**Task requirements**:
From the data that follows, copy every line holding the string "this".

Entries taken from a collection:
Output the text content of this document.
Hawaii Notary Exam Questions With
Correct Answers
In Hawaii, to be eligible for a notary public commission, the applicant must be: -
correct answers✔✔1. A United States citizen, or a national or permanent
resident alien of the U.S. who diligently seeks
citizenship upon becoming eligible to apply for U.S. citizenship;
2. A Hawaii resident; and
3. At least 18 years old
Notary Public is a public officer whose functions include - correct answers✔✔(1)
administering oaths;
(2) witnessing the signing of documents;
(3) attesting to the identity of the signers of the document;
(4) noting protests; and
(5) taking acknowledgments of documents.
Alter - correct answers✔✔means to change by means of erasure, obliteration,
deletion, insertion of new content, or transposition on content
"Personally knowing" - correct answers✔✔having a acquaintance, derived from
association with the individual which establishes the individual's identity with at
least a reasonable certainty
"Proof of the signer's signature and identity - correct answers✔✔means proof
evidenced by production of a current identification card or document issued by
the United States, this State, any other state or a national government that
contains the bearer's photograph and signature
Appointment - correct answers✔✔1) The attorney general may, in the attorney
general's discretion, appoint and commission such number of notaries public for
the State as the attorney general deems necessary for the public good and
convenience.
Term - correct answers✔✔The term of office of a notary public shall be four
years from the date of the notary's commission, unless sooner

**Task result**:
Output the text content of this document.
the United States, this State, any other state or a national government that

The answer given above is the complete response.